**Excerpted data**
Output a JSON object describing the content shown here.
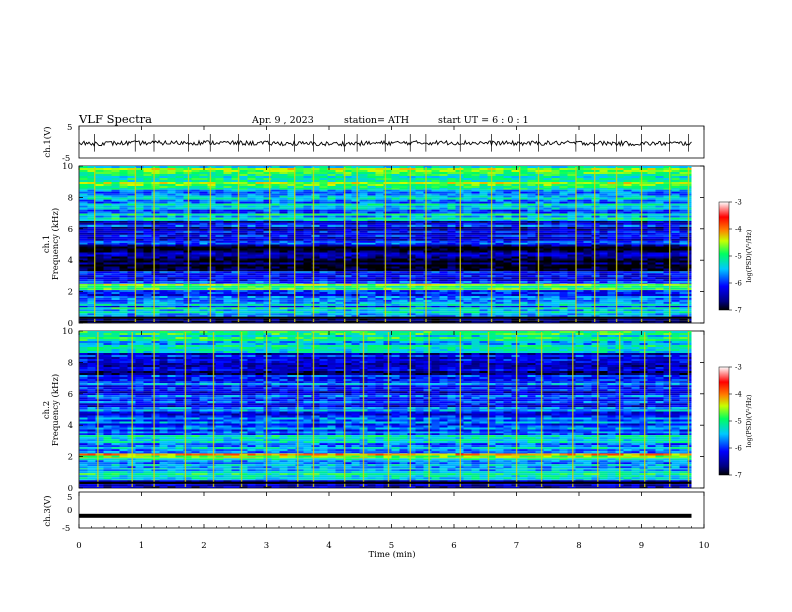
{
  "header": {
    "title": "VLF  Spectra",
    "date": "Apr. 9  , 2023",
    "station": "station= ATH",
    "start_ut": "start  UT  =    6  : 0  : 1"
  },
  "chart_data": [
    {
      "type": "line",
      "panel": "ch1-waveform",
      "ylabel": "ch.1(V)",
      "ylim": [
        -5,
        5
      ],
      "yticks": [
        "5",
        "-5"
      ],
      "xlim": [
        0,
        10
      ],
      "x": [
        0,
        1,
        2,
        3,
        4,
        5,
        6,
        7,
        8,
        9,
        9.8
      ],
      "values": [
        -0.5,
        -0.3,
        -0.2,
        -0.4,
        -0.6,
        -0.3,
        -0.2,
        -0.4,
        -0.3,
        -0.5,
        -0.4
      ]
    },
    {
      "type": "heatmap",
      "panel": "ch1-spectrogram",
      "ylabel": "ch.1\nFrequency  (kHz)",
      "ylabel_lines": [
        "ch.1",
        "Frequency  (kHz)"
      ],
      "xlim": [
        0,
        10
      ],
      "data_end_min": 9.8,
      "ylim": [
        0,
        10
      ],
      "yticks": [
        "0",
        "2",
        "4",
        "6",
        "8",
        "10"
      ],
      "colorbar": {
        "label": "log(PSD)(V²/Hz)",
        "ticks": [
          "-3",
          "-4",
          "-5",
          "-6",
          "-7"
        ],
        "range": [
          -7,
          -3
        ]
      },
      "bands_khz": [
        {
          "from": 0,
          "to": 0.4,
          "log_psd": -6.8
        },
        {
          "from": 0.4,
          "to": 1.0,
          "log_psd": -5.4
        },
        {
          "from": 1.0,
          "to": 1.6,
          "log_psd": -5.7
        },
        {
          "from": 1.6,
          "to": 2.1,
          "log_psd": -5.8
        },
        {
          "from": 2.1,
          "to": 2.5,
          "log_psd": -4.9
        },
        {
          "from": 2.5,
          "to": 3.3,
          "log_psd": -6.1
        },
        {
          "from": 3.3,
          "to": 5.0,
          "log_psd": -6.7
        },
        {
          "from": 5.0,
          "to": 6.5,
          "log_psd": -6.2
        },
        {
          "from": 6.5,
          "to": 8.5,
          "log_psd": -5.5
        },
        {
          "from": 8.5,
          "to": 10.0,
          "log_psd": -4.9
        }
      ],
      "sferic_times_min": [
        0.25,
        0.9,
        1.2,
        1.75,
        2.1,
        2.55,
        3.05,
        3.45,
        3.75,
        4.25,
        4.45,
        4.9,
        5.3,
        5.55,
        6.1,
        6.6,
        7.05,
        7.35,
        7.95,
        8.25,
        8.6,
        9.0,
        9.45,
        9.75
      ]
    },
    {
      "type": "heatmap",
      "panel": "ch2-spectrogram",
      "ylabel": "ch.2\nFrequency  (kHz)",
      "ylabel_lines": [
        "ch.2",
        "Frequency  (kHz)"
      ],
      "xlim": [
        0,
        10
      ],
      "data_end_min": 9.8,
      "ylim": [
        0,
        10
      ],
      "yticks": [
        "0",
        "2",
        "4",
        "6",
        "8",
        "10"
      ],
      "colorbar": {
        "label": "log(PSD)(V²/Hz)",
        "ticks": [
          "-3",
          "-4",
          "-5",
          "-6",
          "-7"
        ],
        "range": [
          -7,
          -3
        ]
      },
      "bands_khz": [
        {
          "from": 0,
          "to": 0.5,
          "log_psd": -6.7
        },
        {
          "from": 0.5,
          "to": 1.2,
          "log_psd": -5.3
        },
        {
          "from": 1.2,
          "to": 1.9,
          "log_psd": -5.6
        },
        {
          "from": 1.9,
          "to": 2.2,
          "log_psd": -4.4
        },
        {
          "from": 2.2,
          "to": 3.5,
          "log_psd": -5.6
        },
        {
          "from": 3.5,
          "to": 5.0,
          "log_psd": -5.9
        },
        {
          "from": 5.0,
          "to": 6.8,
          "log_psd": -6.0
        },
        {
          "from": 6.8,
          "to": 8.6,
          "log_psd": -6.3
        },
        {
          "from": 8.6,
          "to": 10.0,
          "log_psd": -5.3
        }
      ],
      "sferic_times_min": [
        0.3,
        0.85,
        1.2,
        1.7,
        2.15,
        2.6,
        3.0,
        3.5,
        3.75,
        4.25,
        4.55,
        4.95,
        5.3,
        5.6,
        6.1,
        6.55,
        7.0,
        7.4,
        7.9,
        8.3,
        8.65,
        9.05,
        9.45,
        9.75
      ]
    },
    {
      "type": "line",
      "panel": "ch3-waveform",
      "ylabel": "ch.3(V)",
      "ylim": [
        -5,
        5
      ],
      "yticks": [
        "5",
        "0",
        "-5"
      ],
      "xlim": [
        0,
        10
      ],
      "x": [
        0,
        9.8
      ],
      "values": [
        -1.6,
        -1.6
      ],
      "xlabel": "Time  (min)",
      "xticks": [
        "0",
        "1",
        "2",
        "3",
        "4",
        "5",
        "6",
        "7",
        "8",
        "9",
        "10"
      ]
    }
  ]
}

**Stated goal**
Pictures are to be left out; repeat all the remaining data exactly.

**Complete response**
Output a JSON object describing the content shown here.
{
  "header": {
    "title": "VLF  Spectra",
    "date": "Apr. 9  , 2023",
    "station": "station= ATH",
    "start_ut": "start  UT  =    6  : 0  : 1"
  },
  "chart_data": [
    {
      "type": "line",
      "panel": "ch1-waveform",
      "ylabel": "ch.1(V)",
      "ylim": [
        -5,
        5
      ],
      "yticks": [
        "5",
        "-5"
      ],
      "xlim": [
        0,
        10
      ],
      "x": [
        0,
        1,
        2,
        3,
        4,
        5,
        6,
        7,
        8,
        9,
        9.8
      ],
      "values": [
        -0.5,
        -0.3,
        -0.2,
        -0.4,
        -0.6,
        -0.3,
        -0.2,
        -0.4,
        -0.3,
        -0.5,
        -0.4
      ]
    },
    {
      "type": "heatmap",
      "panel": "ch1-spectrogram",
      "ylabel": "ch.1\nFrequency  (kHz)",
      "ylabel_lines": [
        "ch.1",
        "Frequency  (kHz)"
      ],
      "xlim": [
        0,
        10
      ],
      "data_end_min": 9.8,
      "ylim": [
        0,
        10
      ],
      "yticks": [
        "0",
        "2",
        "4",
        "6",
        "8",
        "10"
      ],
      "colorbar": {
        "label": "log(PSD)(V²/Hz)",
        "ticks": [
          "-3",
          "-4",
          "-5",
          "-6",
          "-7"
        ],
        "range": [
          -7,
          -3
        ]
      },
      "bands_khz": [
        {
          "from": 0,
          "to": 0.4,
          "log_psd": -6.8
        },
        {
          "from": 0.4,
          "to": 1.0,
          "log_psd": -5.4
        },
        {
          "from": 1.0,
          "to": 1.6,
          "log_psd": -5.7
        },
        {
          "from": 1.6,
          "to": 2.1,
          "log_psd": -5.8
        },
        {
          "from": 2.1,
          "to": 2.5,
          "log_psd": -4.9
        },
        {
          "from": 2.5,
          "to": 3.3,
          "log_psd": -6.1
        },
        {
          "from": 3.3,
          "to": 5.0,
          "log_psd": -6.7
        },
        {
          "from": 5.0,
          "to": 6.5,
          "log_psd": -6.2
        },
        {
          "from": 6.5,
          "to": 8.5,
          "log_psd": -5.5
        },
        {
          "from": 8.5,
          "to": 10.0,
          "log_psd": -4.9
        }
      ],
      "sferic_times_min": [
        0.25,
        0.9,
        1.2,
        1.75,
        2.1,
        2.55,
        3.05,
        3.45,
        3.75,
        4.25,
        4.45,
        4.9,
        5.3,
        5.55,
        6.1,
        6.6,
        7.05,
        7.35,
        7.95,
        8.25,
        8.6,
        9.0,
        9.45,
        9.75
      ]
    },
    {
      "type": "heatmap",
      "panel": "ch2-spectrogram",
      "ylabel": "ch.2\nFrequency  (kHz)",
      "ylabel_lines": [
        "ch.2",
        "Frequency  (kHz)"
      ],
      "xlim": [
        0,
        10
      ],
      "data_end_min": 9.8,
      "ylim": [
        0,
        10
      ],
      "yticks": [
        "0",
        "2",
        "4",
        "6",
        "8",
        "10"
      ],
      "colorbar": {
        "label": "log(PSD)(V²/Hz)",
        "ticks": [
          "-3",
          "-4",
          "-5",
          "-6",
          "-7"
        ],
        "range": [
          -7,
          -3
        ]
      },
      "bands_khz": [
        {
          "from": 0,
          "to": 0.5,
          "log_psd": -6.7
        },
        {
          "from": 0.5,
          "to": 1.2,
          "log_psd": -5.3
        },
        {
          "from": 1.2,
          "to": 1.9,
          "log_psd": -5.6
        },
        {
          "from": 1.9,
          "to": 2.2,
          "log_psd": -4.4
        },
        {
          "from": 2.2,
          "to": 3.5,
          "log_psd": -5.6
        },
        {
          "from": 3.5,
          "to": 5.0,
          "log_psd": -5.9
        },
        {
          "from": 5.0,
          "to": 6.8,
          "log_psd": -6.0
        },
        {
          "from": 6.8,
          "to": 8.6,
          "log_psd": -6.3
        },
        {
          "from": 8.6,
          "to": 10.0,
          "log_psd": -5.3
        }
      ],
      "sferic_times_min": [
        0.3,
        0.85,
        1.2,
        1.7,
        2.15,
        2.6,
        3.0,
        3.5,
        3.75,
        4.25,
        4.55,
        4.95,
        5.3,
        5.6,
        6.1,
        6.55,
        7.0,
        7.4,
        7.9,
        8.3,
        8.65,
        9.05,
        9.45,
        9.75
      ]
    },
    {
      "type": "line",
      "panel": "ch3-waveform",
      "ylabel": "ch.3(V)",
      "ylim": [
        -5,
        5
      ],
      "yticks": [
        "5",
        "0",
        "-5"
      ],
      "xlim": [
        0,
        10
      ],
      "x": [
        0,
        9.8
      ],
      "values": [
        -1.6,
        -1.6
      ],
      "xlabel": "Time  (min)",
      "xticks": [
        "0",
        "1",
        "2",
        "3",
        "4",
        "5",
        "6",
        "7",
        "8",
        "9",
        "10"
      ]
    }
  ]
}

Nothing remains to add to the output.